DATASET EXTRACT:
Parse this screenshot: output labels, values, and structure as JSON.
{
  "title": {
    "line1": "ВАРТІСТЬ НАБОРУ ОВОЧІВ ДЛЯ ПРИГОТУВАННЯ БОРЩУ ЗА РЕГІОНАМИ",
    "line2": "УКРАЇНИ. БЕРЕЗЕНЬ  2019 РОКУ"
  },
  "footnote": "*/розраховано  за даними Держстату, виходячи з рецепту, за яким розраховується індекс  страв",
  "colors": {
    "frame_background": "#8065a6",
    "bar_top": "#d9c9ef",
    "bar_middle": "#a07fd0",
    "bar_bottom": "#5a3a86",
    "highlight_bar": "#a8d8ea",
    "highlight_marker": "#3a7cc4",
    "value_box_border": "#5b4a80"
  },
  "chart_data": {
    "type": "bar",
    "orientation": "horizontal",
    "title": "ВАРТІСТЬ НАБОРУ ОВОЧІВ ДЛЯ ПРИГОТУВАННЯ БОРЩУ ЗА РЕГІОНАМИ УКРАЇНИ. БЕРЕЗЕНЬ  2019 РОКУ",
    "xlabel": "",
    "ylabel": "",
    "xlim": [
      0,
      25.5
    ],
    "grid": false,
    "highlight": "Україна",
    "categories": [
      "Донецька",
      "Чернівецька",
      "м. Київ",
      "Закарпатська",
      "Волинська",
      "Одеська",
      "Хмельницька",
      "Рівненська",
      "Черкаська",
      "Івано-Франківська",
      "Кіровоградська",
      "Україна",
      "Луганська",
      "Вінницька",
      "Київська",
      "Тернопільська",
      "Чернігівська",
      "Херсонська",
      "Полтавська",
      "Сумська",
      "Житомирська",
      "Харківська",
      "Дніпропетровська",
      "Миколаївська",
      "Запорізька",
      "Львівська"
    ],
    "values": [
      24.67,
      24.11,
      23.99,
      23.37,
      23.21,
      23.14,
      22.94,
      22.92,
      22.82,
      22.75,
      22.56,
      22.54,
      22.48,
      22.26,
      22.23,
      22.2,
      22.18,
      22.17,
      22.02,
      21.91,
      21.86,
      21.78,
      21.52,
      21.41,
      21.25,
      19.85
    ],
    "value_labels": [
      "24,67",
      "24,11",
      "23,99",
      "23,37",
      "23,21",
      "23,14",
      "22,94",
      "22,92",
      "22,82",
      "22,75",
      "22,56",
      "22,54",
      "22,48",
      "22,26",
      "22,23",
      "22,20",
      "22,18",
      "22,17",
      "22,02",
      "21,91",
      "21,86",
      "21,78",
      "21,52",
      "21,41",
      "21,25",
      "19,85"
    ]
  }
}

WHAT YOU WILL DO: How many of the lines above hold "НАБОРУ"? Answer with only the number.

COMPLETE OUTPUT: 2